**TASK GOAL:** Each record needs to be echoed exactly; can you do that?

--- --- ---

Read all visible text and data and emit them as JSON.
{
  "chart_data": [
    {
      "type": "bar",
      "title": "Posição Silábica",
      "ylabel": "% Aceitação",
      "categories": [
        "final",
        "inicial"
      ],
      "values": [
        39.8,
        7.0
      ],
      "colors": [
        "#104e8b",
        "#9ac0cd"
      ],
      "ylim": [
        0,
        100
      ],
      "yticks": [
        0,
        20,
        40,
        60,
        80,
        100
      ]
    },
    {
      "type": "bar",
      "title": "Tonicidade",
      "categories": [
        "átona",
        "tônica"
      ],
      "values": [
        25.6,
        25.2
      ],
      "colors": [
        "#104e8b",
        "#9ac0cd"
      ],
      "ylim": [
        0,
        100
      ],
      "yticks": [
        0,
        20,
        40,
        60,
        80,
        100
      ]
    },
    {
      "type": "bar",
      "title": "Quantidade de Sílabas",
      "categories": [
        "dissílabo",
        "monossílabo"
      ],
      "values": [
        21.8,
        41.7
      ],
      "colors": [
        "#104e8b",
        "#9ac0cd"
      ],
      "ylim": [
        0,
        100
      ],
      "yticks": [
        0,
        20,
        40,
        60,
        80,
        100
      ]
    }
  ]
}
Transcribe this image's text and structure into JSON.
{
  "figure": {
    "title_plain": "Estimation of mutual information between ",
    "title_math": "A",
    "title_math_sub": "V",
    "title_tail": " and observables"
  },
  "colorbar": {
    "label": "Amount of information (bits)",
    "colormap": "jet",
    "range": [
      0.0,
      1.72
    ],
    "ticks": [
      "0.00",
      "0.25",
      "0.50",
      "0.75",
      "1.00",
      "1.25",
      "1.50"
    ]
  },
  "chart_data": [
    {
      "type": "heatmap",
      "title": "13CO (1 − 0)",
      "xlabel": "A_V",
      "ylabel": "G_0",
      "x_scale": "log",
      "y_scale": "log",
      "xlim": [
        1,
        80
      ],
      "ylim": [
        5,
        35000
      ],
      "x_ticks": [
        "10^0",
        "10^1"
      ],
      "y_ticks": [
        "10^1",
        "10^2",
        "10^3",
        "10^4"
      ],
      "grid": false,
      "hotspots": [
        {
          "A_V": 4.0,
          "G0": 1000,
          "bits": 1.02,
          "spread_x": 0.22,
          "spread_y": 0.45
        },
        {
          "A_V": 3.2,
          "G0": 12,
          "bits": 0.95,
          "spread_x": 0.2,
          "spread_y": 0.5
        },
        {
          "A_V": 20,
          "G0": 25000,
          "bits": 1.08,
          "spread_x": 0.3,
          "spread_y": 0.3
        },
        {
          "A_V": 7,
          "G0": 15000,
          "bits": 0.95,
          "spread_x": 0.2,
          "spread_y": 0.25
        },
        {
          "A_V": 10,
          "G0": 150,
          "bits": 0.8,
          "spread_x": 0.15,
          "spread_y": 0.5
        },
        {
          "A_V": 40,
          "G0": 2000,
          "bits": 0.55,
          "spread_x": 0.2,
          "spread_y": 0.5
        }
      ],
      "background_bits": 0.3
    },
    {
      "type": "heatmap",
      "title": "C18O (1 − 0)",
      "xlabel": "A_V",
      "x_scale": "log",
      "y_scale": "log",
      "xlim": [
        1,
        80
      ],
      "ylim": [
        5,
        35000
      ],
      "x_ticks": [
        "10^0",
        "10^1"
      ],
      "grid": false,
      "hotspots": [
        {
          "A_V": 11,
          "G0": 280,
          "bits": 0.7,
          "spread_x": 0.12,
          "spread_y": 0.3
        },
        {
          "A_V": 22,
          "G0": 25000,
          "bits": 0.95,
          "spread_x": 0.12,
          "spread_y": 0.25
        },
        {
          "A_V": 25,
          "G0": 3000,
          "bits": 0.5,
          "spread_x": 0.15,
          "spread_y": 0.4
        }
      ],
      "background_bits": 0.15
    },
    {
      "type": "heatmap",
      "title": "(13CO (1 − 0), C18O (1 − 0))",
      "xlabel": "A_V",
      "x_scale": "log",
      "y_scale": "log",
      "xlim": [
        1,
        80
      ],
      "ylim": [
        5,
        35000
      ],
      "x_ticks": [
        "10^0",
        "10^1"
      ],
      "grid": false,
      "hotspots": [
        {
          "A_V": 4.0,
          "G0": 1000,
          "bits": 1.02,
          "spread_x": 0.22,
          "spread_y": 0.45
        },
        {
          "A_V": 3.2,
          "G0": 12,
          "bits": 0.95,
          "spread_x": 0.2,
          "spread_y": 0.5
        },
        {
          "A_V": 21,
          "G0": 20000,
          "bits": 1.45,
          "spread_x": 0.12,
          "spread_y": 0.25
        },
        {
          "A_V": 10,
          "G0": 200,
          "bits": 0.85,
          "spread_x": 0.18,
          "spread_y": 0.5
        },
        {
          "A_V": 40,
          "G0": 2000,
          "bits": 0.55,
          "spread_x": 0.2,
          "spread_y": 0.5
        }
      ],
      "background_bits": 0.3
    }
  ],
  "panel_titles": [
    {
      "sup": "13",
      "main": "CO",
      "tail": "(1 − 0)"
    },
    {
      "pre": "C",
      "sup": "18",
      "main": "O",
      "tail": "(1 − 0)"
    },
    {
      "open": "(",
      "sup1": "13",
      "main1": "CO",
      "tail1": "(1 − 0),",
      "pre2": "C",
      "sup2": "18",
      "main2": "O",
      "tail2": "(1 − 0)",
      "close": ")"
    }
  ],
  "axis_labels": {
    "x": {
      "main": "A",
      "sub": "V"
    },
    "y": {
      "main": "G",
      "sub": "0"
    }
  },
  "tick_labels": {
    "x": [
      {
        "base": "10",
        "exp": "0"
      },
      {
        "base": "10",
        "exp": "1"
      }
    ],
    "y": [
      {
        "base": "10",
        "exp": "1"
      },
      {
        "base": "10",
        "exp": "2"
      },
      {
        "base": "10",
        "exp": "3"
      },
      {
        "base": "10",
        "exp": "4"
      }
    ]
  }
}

--- --- ---

**THE REPLY:**
Read all visible text and data and emit them as JSON.
{
  "chart_data": [
    {
      "type": "bar",
      "title": "Posição Silábica",
      "ylabel": "% Aceitação",
      "categories": [
        "final",
        "inicial"
      ],
      "values": [
        39.8,
        7.0
      ],
      "colors": [
        "#104e8b",
        "#9ac0cd"
      ],
      "ylim": [
        0,
        100
      ],
      "yticks": [
        0,
        20,
        40,
        60,
        80,
        100
      ]
    },
    {
      "type": "bar",
      "title": "Tonicidade",
      "categories": [
        "átona",
        "tônica"
      ],
      "values": [
        25.6,
        25.2
      ],
      "colors": [
        "#104e8b",
        "#9ac0cd"
      ],
      "ylim": [
        0,
        100
      ],
      "yticks": [
        0,
        20,
        40,
        60,
        80,
        100
      ]
    },
    {
      "type": "bar",
      "title": "Quantidade de Sílabas",
      "categories": [
        "dissílabo",
        "monossílabo"
      ],
      "values": [
        21.8,
        41.7
      ],
      "colors": [
        "#104e8b",
        "#9ac0cd"
      ],
      "ylim": [
        0,
        100
      ],
      "yticks": [
        0,
        20,
        40,
        60,
        80,
        100
      ]
    }
  ]
}
Transcribe this image's text and structure into JSON.
{
  "figure": {
    "title_plain": "Estimation of mutual information between ",
    "title_math": "A",
    "title_math_sub": "V",
    "title_tail": " and observables"
  },
  "colorbar": {
    "label": "Amount of information (bits)",
    "colormap": "jet",
    "range": [
      0.0,
      1.72
    ],
    "ticks": [
      "0.00",
      "0.25",
      "0.50",
      "0.75",
      "1.00",
      "1.25",
      "1.50"
    ]
  },
  "chart_data": [
    {
      "type": "heatmap",
      "title": "13CO (1 − 0)",
      "xlabel": "A_V",
      "ylabel": "G_0",
      "x_scale": "log",
      "y_scale": "log",
      "xlim": [
        1,
        80
      ],
      "ylim": [
        5,
        35000
      ],
      "x_ticks": [
        "10^0",
        "10^1"
      ],
      "y_ticks": [
        "10^1",
        "10^2",
        "10^3",
        "10^4"
      ],
      "grid": false,
      "hotspots": [
        {
          "A_V": 4.0,
          "G0": 1000,
          "bits": 1.02,
          "spread_x": 0.22,
          "spread_y": 0.45
        },
        {
          "A_V": 3.2,
          "G0": 12,
          "bits": 0.95,
          "spread_x": 0.2,
          "spread_y": 0.5
        },
        {
          "A_V": 20,
          "G0": 25000,
          "bits": 1.08,
          "spread_x": 0.3,
          "spread_y": 0.3
        },
        {
          "A_V": 7,
          "G0": 15000,
          "bits": 0.95,
          "spread_x": 0.2,
          "spread_y": 0.25
        },
        {
          "A_V": 10,
          "G0": 150,
          "bits": 0.8,
          "spread_x": 0.15,
          "spread_y": 0.5
        },
        {
          "A_V": 40,
          "G0": 2000,
          "bits": 0.55,
          "spread_x": 0.2,
          "spread_y": 0.5
        }
      ],
      "background_bits": 0.3
    },
    {
      "type": "heatmap",
      "title": "C18O (1 − 0)",
      "xlabel": "A_V",
      "x_scale": "log",
      "y_scale": "log",
      "xlim": [
        1,
        80
      ],
      "ylim": [
        5,
        35000
      ],
      "x_ticks": [
        "10^0",
        "10^1"
      ],
      "grid": false,
      "hotspots": [
        {
          "A_V": 11,
          "G0": 280,
          "bits": 0.7,
          "spread_x": 0.12,
          "spread_y": 0.3
        },
        {
          "A_V": 22,
          "G0": 25000,
          "bits": 0.95,
          "spread_x": 0.12,
          "spread_y": 0.25
        },
        {
          "A_V": 25,
          "G0": 3000,
          "bits": 0.5,
          "spread_x": 0.15,
          "spread_y": 0.4
        }
      ],
      "background_bits": 0.15
    },
    {
      "type": "heatmap",
      "title": "(13CO (1 − 0), C18O (1 − 0))",
      "xlabel": "A_V",
      "x_scale": "log",
      "y_scale": "log",
      "xlim": [
        1,
        80
      ],
      "ylim": [
        5,
        35000
      ],
      "x_ticks": [
        "10^0",
        "10^1"
      ],
      "grid": false,
      "hotspots": [
        {
          "A_V": 4.0,
          "G0": 1000,
          "bits": 1.02,
          "spread_x": 0.22,
          "spread_y": 0.45
        },
        {
          "A_V": 3.2,
          "G0": 12,
          "bits": 0.95,
          "spread_x": 0.2,
          "spread_y": 0.5
        },
        {
          "A_V": 21,
          "G0": 20000,
          "bits": 1.45,
          "spread_x": 0.12,
          "spread_y": 0.25
        },
        {
          "A_V": 10,
          "G0": 200,
          "bits": 0.85,
          "spread_x": 0.18,
          "spread_y": 0.5
        },
        {
          "A_V": 40,
          "G0": 2000,
          "bits": 0.55,
          "spread_x": 0.2,
          "spread_y": 0.5
        }
      ],
      "background_bits": 0.3
    }
  ],
  "panel_titles": [
    {
      "sup": "13",
      "main": "CO",
      "tail": "(1 − 0)"
    },
    {
      "pre": "C",
      "sup": "18",
      "main": "O",
      "tail": "(1 − 0)"
    },
    {
      "open": "(",
      "sup1": "13",
      "main1": "CO",
      "tail1": "(1 − 0),",
      "pre2": "C",
      "sup2": "18",
      "main2": "O",
      "tail2": "(1 − 0)",
      "close": ")"
    }
  ],
  "axis_labels": {
    "x": {
      "main": "A",
      "sub": "V"
    },
    "y": {
      "main": "G",
      "sub": "0"
    }
  },
  "tick_labels": {
    "x": [
      {
        "base": "10",
        "exp": "0"
      },
      {
        "base": "10",
        "exp": "1"
      }
    ],
    "y": [
      {
        "base": "10",
        "exp": "1"
      },
      {
        "base": "10",
        "exp": "2"
      },
      {
        "base": "10",
        "exp": "3"
      },
      {
        "base": "10",
        "exp": "4"
      }
    ]
  }
}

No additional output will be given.